> _Exercise goal_:
Which lines below hold the word "content"? Report each one.

> _Material supplied_:
--*--

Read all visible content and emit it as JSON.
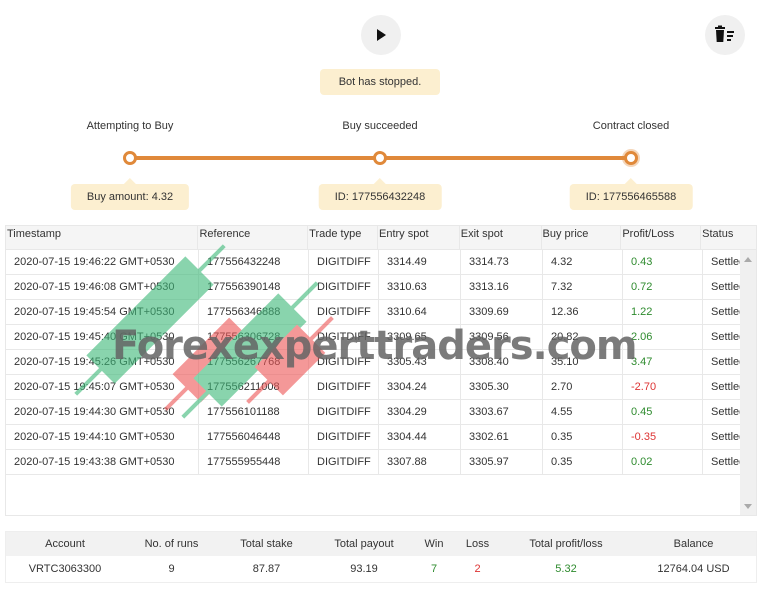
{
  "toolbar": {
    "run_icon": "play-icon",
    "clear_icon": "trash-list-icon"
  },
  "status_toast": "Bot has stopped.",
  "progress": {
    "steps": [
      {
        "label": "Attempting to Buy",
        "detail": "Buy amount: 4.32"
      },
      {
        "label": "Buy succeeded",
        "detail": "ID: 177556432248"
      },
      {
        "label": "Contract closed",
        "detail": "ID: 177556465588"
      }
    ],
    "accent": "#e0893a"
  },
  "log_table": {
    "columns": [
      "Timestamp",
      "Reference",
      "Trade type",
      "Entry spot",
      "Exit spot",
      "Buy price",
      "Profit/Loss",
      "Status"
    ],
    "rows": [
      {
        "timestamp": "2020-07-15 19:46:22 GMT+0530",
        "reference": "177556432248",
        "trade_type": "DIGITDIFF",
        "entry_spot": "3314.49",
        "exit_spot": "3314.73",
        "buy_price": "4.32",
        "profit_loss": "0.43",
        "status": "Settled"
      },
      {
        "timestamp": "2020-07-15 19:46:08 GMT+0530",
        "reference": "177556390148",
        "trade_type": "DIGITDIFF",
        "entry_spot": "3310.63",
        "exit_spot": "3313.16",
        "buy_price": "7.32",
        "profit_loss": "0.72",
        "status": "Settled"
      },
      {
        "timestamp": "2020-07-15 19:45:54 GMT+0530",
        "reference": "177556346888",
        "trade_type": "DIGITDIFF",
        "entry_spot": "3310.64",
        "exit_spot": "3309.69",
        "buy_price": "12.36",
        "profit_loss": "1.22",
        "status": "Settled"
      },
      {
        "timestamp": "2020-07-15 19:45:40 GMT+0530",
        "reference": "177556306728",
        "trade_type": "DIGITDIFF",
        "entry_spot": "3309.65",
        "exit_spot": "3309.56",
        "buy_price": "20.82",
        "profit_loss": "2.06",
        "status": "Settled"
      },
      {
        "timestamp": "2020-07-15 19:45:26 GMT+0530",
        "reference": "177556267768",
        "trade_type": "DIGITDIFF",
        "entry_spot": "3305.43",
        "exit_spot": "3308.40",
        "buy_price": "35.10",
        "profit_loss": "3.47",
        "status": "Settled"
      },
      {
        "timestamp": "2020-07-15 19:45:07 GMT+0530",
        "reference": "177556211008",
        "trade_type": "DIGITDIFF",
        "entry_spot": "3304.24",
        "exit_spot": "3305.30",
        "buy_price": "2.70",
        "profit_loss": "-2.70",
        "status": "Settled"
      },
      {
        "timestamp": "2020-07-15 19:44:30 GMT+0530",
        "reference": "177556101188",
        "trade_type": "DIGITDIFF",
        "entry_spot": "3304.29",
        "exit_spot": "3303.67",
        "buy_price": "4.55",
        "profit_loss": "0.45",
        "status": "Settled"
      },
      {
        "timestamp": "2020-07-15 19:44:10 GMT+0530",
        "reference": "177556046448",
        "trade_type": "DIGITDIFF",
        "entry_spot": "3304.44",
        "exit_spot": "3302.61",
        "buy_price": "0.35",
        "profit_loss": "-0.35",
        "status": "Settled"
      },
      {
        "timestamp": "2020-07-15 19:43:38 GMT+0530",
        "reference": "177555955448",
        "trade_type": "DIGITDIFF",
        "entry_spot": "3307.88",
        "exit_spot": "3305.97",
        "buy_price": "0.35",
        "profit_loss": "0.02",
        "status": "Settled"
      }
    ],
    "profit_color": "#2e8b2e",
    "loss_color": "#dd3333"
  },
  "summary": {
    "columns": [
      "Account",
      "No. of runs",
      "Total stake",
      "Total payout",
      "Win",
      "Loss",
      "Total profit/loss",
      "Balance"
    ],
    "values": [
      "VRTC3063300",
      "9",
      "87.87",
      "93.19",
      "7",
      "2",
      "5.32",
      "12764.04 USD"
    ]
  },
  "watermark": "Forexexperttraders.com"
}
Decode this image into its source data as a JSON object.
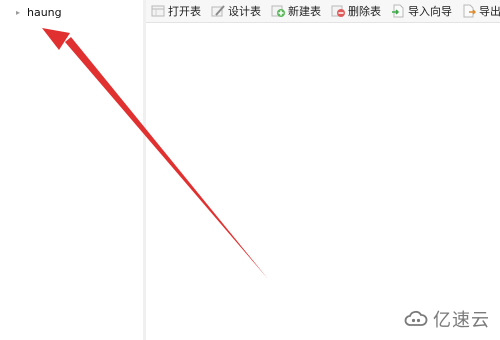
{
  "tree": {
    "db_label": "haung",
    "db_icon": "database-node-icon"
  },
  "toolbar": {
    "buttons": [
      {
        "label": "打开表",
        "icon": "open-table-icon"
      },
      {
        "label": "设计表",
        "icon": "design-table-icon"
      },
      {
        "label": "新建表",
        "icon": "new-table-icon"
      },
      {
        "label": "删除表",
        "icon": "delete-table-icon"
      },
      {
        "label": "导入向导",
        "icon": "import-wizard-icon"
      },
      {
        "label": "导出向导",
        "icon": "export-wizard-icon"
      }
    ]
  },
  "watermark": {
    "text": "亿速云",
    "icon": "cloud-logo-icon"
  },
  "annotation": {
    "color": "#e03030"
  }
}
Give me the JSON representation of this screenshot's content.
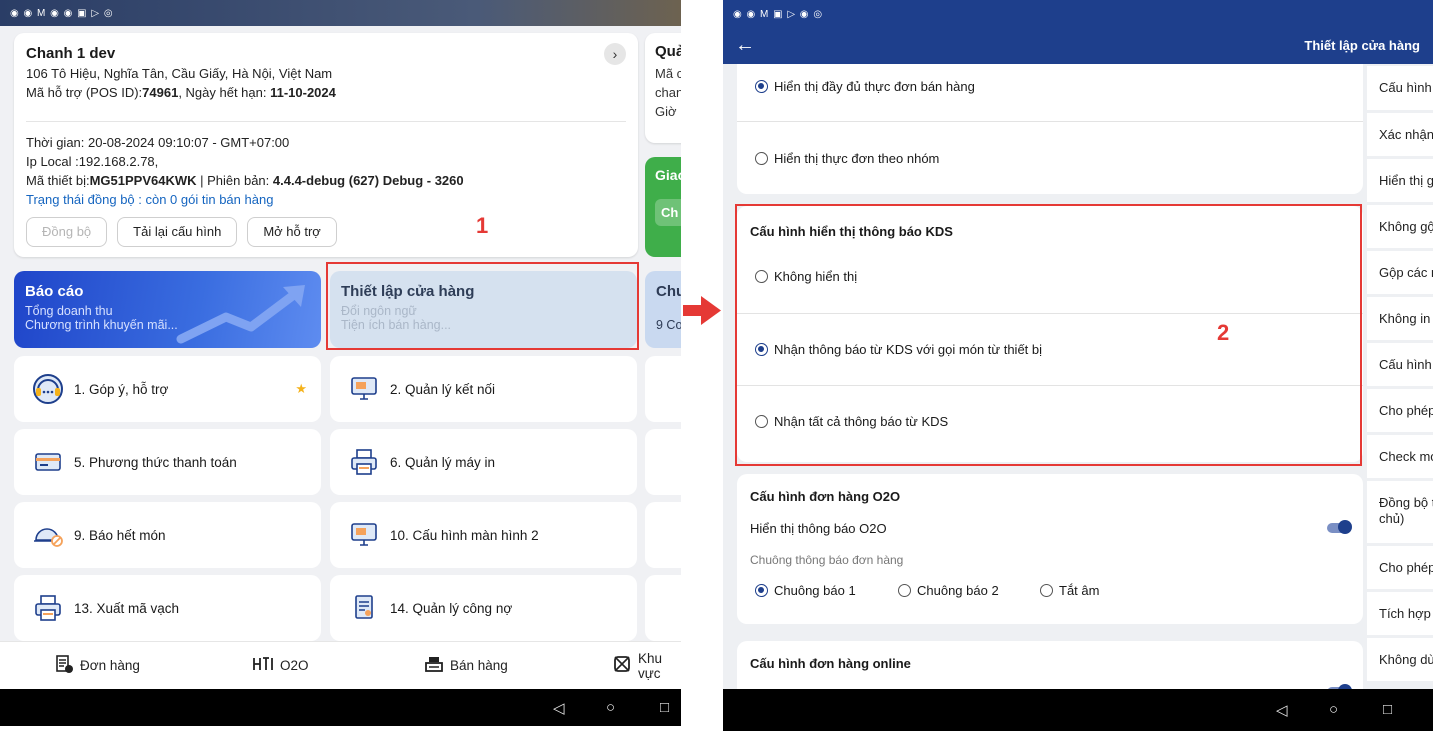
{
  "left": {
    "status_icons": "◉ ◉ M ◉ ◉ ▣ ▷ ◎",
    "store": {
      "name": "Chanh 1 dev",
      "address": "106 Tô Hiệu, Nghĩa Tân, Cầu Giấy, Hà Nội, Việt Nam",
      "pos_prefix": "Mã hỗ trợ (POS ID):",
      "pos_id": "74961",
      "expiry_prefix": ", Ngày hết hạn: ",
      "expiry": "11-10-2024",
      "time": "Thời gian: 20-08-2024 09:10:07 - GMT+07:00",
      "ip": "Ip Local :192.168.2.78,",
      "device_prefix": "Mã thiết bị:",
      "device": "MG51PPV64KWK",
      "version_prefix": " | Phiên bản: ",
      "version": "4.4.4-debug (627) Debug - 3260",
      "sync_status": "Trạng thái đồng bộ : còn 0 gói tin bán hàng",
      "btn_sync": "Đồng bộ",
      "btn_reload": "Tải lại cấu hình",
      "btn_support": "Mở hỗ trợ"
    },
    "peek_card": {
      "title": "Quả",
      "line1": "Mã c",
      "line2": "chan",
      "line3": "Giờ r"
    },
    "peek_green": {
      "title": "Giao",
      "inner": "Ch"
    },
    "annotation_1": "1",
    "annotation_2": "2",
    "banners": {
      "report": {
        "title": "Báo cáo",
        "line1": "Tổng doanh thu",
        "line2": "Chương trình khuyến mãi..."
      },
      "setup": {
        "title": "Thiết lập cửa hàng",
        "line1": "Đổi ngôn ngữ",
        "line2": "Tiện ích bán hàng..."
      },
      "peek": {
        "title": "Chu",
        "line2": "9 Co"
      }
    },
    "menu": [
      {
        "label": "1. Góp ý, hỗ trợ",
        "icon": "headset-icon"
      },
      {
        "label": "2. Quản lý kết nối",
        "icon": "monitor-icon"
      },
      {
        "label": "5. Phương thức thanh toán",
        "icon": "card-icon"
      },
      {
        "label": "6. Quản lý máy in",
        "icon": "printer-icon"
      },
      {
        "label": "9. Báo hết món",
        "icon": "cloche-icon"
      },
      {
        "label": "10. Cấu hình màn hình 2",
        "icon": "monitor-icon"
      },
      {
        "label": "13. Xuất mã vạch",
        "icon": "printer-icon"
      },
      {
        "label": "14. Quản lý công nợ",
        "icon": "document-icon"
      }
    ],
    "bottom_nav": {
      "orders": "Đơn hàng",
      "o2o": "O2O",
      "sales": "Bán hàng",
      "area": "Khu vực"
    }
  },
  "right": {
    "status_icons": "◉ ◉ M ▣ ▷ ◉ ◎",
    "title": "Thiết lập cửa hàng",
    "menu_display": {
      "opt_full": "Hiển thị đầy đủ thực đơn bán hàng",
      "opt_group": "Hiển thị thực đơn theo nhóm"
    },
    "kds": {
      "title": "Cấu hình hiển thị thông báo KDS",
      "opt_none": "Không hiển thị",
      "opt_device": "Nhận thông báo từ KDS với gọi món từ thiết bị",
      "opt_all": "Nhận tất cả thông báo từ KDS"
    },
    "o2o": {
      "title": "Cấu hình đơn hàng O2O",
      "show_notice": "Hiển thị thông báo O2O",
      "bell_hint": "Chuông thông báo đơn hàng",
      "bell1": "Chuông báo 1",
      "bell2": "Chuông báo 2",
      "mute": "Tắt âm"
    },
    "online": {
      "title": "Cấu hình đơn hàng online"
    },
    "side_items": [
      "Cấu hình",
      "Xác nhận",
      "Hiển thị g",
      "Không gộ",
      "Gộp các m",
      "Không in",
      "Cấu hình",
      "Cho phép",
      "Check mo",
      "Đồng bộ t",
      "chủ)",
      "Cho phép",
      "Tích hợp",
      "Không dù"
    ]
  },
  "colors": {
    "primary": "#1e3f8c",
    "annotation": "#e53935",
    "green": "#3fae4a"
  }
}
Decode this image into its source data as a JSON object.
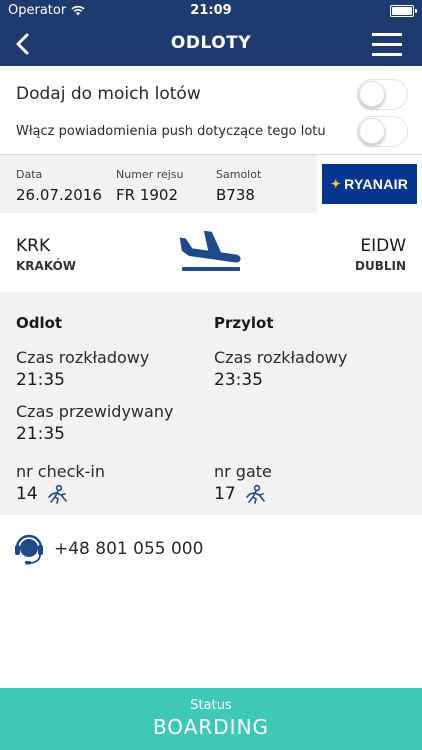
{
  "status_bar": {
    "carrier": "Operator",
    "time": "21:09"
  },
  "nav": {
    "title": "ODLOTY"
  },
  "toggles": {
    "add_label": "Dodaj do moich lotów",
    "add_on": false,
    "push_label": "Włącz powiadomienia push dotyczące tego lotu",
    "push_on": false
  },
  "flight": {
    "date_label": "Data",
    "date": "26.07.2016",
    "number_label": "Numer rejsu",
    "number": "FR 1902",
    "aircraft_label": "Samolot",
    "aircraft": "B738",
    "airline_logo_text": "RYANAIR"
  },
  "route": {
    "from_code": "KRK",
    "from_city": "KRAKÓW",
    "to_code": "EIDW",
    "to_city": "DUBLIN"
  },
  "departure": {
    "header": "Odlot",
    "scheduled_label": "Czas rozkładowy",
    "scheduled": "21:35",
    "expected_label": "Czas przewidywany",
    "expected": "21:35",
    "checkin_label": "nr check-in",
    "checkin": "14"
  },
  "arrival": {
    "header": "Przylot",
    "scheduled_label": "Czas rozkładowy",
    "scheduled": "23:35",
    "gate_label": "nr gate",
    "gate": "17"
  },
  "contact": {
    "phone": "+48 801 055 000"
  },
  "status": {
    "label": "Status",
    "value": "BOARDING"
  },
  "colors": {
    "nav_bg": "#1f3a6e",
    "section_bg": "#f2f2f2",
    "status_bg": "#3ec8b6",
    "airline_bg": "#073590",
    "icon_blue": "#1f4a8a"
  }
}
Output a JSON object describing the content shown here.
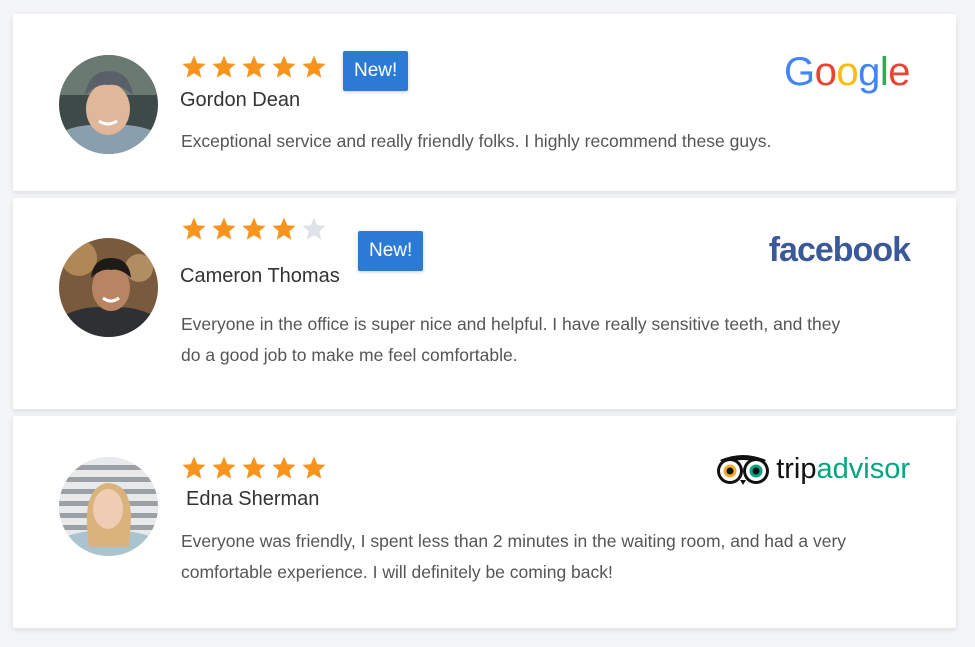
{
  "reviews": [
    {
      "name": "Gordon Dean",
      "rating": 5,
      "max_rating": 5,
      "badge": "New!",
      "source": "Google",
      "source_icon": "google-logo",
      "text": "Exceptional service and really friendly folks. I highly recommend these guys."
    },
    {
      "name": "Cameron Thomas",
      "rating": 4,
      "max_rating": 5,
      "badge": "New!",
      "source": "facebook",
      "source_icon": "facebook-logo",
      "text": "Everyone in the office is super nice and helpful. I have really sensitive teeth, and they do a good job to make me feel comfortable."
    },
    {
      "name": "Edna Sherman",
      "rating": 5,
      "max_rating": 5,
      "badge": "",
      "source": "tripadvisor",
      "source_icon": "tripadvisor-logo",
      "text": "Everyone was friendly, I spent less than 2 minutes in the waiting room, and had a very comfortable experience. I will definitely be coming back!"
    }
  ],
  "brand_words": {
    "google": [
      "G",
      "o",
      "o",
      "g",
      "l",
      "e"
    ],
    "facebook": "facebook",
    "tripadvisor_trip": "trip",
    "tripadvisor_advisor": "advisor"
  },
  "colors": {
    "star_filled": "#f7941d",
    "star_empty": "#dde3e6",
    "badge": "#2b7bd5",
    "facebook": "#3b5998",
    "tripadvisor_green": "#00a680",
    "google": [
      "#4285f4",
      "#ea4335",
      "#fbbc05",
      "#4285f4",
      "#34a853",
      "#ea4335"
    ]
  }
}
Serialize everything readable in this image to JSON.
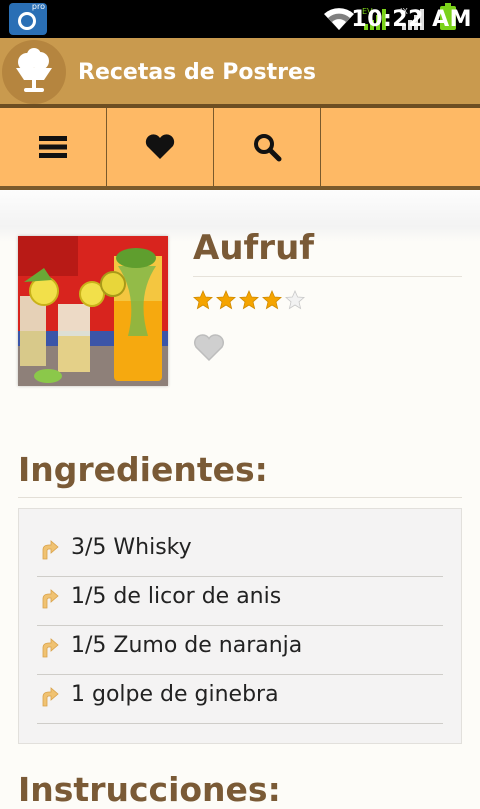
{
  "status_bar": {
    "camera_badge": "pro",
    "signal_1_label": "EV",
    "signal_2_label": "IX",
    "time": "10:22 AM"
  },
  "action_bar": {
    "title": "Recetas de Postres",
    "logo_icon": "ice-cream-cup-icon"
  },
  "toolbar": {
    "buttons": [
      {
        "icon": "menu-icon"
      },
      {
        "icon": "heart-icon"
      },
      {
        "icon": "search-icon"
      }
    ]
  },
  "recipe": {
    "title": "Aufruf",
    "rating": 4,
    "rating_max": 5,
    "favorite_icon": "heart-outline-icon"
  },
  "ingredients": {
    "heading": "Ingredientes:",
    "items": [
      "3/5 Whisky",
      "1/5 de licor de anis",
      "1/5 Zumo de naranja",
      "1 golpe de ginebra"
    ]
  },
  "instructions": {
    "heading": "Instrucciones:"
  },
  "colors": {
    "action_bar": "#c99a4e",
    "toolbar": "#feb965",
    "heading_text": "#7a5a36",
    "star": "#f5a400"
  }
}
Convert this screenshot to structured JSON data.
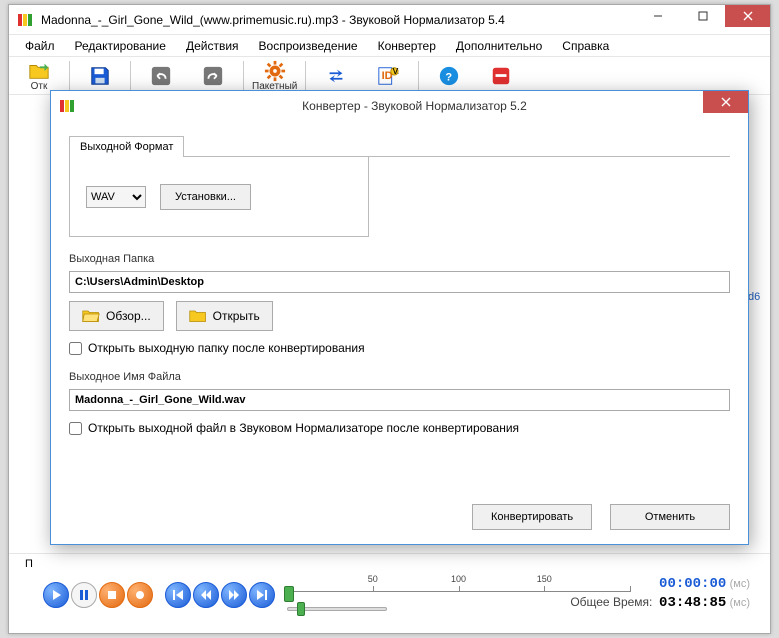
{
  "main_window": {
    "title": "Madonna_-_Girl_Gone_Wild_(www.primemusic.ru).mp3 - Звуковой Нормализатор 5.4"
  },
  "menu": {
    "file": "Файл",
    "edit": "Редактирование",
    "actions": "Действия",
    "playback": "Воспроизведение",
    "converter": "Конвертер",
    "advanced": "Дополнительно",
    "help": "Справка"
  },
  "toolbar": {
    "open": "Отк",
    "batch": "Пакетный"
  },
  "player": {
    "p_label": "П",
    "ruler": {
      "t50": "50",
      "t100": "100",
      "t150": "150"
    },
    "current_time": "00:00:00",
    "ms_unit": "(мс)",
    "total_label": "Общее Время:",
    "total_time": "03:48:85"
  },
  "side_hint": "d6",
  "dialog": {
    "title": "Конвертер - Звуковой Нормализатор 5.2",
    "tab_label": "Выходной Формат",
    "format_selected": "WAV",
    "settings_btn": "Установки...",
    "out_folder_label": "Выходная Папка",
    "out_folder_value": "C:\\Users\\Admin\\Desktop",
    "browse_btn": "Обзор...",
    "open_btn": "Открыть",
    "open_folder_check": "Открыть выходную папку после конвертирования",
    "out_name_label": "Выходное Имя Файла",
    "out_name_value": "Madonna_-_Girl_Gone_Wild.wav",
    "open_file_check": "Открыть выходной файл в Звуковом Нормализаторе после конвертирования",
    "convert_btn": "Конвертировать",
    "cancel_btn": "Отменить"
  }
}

--*--

> _Output below_:
Read all visible content and emit it as JSON.
Give me the JSON representation of this screenshot's content.
Output a JSON object describing the content shown here.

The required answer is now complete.